WHAT IS ASKED: Check every line for the word "documentos" and give the number of lines where it occurs, nothing else.

RECORDS PROVIDED:
****************
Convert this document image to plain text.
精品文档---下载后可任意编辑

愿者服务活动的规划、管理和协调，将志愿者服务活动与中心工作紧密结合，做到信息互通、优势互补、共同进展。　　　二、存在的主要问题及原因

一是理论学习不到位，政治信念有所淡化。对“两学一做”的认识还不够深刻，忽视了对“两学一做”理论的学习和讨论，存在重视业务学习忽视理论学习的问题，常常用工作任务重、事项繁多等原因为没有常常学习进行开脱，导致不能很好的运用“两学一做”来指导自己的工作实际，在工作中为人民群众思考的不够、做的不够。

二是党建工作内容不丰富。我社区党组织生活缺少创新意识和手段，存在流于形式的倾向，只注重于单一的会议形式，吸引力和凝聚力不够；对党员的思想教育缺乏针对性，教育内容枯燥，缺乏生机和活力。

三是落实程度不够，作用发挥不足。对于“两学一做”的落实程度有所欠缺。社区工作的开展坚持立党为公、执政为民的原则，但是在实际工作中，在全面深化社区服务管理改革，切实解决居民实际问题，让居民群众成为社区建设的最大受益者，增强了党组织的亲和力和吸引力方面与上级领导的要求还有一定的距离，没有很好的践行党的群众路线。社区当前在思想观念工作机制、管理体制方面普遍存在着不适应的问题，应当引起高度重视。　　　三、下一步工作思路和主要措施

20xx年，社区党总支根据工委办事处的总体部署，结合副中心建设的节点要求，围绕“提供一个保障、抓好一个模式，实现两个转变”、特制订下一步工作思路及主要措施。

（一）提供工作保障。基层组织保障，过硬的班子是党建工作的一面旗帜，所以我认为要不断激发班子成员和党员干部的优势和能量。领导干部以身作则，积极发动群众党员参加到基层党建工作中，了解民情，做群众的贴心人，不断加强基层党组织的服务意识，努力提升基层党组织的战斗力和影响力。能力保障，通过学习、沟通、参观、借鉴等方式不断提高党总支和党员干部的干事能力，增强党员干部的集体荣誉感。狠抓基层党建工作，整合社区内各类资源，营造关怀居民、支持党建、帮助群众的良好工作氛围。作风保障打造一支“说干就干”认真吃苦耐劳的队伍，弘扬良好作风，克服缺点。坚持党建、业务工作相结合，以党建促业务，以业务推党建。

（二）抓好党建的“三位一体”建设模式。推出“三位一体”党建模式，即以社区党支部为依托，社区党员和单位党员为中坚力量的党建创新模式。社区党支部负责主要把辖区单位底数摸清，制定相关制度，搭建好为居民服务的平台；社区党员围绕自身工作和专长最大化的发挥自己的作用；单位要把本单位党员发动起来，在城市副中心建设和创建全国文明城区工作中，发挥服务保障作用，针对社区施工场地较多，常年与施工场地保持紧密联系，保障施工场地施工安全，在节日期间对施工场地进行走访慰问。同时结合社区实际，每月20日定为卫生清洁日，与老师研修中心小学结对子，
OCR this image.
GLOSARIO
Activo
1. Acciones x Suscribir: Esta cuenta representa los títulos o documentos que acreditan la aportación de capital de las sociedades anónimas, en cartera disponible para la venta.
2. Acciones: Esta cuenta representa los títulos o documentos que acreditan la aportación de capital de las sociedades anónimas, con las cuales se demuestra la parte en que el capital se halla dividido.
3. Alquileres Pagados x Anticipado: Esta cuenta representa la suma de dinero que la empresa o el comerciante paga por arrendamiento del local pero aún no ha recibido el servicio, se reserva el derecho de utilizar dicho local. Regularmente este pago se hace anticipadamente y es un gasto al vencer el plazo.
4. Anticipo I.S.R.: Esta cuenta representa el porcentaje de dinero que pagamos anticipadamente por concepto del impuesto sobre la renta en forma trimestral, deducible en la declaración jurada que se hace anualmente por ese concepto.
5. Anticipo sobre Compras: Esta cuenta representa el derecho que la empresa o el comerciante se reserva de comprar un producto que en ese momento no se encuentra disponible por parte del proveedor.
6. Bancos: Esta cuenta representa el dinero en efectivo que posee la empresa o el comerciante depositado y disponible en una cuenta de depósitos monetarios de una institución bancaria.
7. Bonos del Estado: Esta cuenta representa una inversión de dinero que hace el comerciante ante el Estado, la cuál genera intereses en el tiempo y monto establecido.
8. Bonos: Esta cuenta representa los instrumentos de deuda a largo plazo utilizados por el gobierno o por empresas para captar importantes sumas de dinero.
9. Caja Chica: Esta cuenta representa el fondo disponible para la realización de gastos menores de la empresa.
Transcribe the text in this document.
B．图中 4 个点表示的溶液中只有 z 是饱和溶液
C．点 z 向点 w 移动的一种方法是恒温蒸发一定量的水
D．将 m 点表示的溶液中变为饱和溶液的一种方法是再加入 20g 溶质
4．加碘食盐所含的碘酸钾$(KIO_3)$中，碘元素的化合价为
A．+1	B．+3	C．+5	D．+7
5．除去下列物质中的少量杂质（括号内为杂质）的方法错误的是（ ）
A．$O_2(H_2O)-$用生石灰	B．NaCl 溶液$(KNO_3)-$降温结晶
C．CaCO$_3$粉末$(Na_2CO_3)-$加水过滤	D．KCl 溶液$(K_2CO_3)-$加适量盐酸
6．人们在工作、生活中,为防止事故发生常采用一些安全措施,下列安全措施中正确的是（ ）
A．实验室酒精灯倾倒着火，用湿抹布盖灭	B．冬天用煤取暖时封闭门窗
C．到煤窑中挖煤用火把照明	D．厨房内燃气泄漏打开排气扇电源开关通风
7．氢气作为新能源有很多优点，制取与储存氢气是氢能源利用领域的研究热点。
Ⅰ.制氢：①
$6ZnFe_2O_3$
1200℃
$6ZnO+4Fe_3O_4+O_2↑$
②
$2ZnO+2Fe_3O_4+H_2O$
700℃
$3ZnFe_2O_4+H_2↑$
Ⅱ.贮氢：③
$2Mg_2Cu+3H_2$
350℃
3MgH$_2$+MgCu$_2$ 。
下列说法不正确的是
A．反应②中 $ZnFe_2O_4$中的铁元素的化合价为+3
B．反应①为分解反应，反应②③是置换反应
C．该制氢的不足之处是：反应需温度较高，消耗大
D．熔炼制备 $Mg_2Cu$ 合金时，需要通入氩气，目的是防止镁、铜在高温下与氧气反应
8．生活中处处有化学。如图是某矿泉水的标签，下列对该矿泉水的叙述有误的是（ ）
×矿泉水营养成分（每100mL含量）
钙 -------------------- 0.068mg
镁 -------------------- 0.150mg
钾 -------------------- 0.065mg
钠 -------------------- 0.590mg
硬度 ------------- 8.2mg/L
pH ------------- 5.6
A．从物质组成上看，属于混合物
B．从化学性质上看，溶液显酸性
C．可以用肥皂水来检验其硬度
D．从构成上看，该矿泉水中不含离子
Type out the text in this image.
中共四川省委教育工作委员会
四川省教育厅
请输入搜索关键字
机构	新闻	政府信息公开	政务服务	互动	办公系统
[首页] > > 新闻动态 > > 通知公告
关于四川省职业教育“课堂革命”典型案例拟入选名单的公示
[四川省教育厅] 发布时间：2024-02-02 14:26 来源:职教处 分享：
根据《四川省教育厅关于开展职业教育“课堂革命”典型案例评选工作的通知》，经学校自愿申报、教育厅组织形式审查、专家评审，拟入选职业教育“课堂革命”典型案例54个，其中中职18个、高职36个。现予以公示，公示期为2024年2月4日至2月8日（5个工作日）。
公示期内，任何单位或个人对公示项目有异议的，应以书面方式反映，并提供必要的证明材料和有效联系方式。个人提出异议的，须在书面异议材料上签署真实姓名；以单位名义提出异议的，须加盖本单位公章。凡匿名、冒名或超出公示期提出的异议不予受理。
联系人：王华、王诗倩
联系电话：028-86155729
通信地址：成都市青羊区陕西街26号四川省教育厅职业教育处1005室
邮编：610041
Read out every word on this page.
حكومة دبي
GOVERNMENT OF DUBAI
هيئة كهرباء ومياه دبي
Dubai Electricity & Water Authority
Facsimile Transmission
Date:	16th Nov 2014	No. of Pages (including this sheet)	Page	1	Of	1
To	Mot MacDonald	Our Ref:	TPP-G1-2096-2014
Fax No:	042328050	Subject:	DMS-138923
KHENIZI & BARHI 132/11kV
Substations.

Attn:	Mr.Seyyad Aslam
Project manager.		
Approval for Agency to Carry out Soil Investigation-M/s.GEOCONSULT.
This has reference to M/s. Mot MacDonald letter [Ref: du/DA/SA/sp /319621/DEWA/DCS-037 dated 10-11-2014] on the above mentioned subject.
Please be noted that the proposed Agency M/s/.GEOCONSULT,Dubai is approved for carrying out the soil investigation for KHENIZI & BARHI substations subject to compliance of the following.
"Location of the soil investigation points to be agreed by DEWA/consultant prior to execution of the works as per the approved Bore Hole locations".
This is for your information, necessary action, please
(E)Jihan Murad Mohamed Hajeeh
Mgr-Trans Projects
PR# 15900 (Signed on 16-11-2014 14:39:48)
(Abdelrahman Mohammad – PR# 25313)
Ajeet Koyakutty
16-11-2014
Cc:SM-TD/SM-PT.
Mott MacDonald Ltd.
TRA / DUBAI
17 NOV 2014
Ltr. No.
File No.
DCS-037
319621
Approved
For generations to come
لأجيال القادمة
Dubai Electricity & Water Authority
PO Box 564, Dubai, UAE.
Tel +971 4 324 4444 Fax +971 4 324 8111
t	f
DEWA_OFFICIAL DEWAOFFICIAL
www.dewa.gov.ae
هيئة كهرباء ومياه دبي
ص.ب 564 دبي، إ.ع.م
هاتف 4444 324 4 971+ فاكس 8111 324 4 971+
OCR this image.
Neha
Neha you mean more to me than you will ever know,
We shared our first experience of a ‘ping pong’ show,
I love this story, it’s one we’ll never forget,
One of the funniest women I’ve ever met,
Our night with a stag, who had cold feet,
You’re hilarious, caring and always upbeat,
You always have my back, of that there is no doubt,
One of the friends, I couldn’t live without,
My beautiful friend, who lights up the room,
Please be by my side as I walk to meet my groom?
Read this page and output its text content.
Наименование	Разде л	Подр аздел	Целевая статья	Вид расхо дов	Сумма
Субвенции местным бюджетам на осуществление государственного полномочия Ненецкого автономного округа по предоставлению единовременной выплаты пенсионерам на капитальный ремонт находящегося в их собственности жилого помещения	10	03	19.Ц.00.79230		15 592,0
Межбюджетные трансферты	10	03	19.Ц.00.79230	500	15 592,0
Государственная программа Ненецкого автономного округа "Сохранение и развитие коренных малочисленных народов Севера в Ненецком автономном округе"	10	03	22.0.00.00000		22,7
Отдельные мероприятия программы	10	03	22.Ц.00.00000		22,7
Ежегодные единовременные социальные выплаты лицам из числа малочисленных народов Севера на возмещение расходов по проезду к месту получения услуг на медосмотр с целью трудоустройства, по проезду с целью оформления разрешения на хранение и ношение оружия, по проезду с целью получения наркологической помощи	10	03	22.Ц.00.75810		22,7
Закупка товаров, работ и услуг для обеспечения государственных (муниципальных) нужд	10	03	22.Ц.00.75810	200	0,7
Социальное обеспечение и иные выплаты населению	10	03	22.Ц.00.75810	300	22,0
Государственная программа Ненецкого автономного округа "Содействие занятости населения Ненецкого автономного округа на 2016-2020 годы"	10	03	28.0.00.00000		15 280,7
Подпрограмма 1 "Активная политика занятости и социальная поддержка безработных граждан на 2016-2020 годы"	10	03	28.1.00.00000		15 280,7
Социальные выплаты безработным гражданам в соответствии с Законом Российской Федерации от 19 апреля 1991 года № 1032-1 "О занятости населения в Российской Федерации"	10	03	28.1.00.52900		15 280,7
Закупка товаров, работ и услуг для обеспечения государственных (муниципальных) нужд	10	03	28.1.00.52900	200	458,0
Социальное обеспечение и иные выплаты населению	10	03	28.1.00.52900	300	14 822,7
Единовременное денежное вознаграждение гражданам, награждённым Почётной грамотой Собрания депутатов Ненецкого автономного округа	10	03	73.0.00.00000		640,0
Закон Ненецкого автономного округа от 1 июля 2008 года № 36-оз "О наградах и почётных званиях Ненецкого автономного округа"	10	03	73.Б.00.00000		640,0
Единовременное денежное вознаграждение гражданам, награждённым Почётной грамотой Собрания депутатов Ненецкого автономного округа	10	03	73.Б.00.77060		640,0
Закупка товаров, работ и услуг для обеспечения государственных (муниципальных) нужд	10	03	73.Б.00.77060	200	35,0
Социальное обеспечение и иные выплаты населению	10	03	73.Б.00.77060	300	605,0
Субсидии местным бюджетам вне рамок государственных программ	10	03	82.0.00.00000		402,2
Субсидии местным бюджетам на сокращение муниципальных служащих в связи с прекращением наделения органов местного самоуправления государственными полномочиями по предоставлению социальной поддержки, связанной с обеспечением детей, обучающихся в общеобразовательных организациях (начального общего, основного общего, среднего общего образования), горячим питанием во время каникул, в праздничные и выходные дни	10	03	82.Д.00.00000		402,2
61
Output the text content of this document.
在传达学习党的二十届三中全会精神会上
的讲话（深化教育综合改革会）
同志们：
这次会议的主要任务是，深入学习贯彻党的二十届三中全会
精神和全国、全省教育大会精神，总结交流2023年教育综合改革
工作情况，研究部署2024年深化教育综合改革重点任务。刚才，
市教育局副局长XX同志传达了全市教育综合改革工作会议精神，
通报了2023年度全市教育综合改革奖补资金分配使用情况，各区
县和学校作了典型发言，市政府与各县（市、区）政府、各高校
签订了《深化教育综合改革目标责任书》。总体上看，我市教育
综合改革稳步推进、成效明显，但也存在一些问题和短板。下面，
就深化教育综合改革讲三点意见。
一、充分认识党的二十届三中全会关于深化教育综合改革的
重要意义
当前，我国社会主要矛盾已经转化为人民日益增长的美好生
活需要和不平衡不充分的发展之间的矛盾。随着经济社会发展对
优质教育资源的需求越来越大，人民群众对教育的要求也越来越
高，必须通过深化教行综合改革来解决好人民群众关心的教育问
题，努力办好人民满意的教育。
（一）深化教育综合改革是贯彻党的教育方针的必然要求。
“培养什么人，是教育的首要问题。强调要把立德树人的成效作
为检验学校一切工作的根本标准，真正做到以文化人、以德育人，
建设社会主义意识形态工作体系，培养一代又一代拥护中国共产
****************
EXERCISE RESPONSE: 2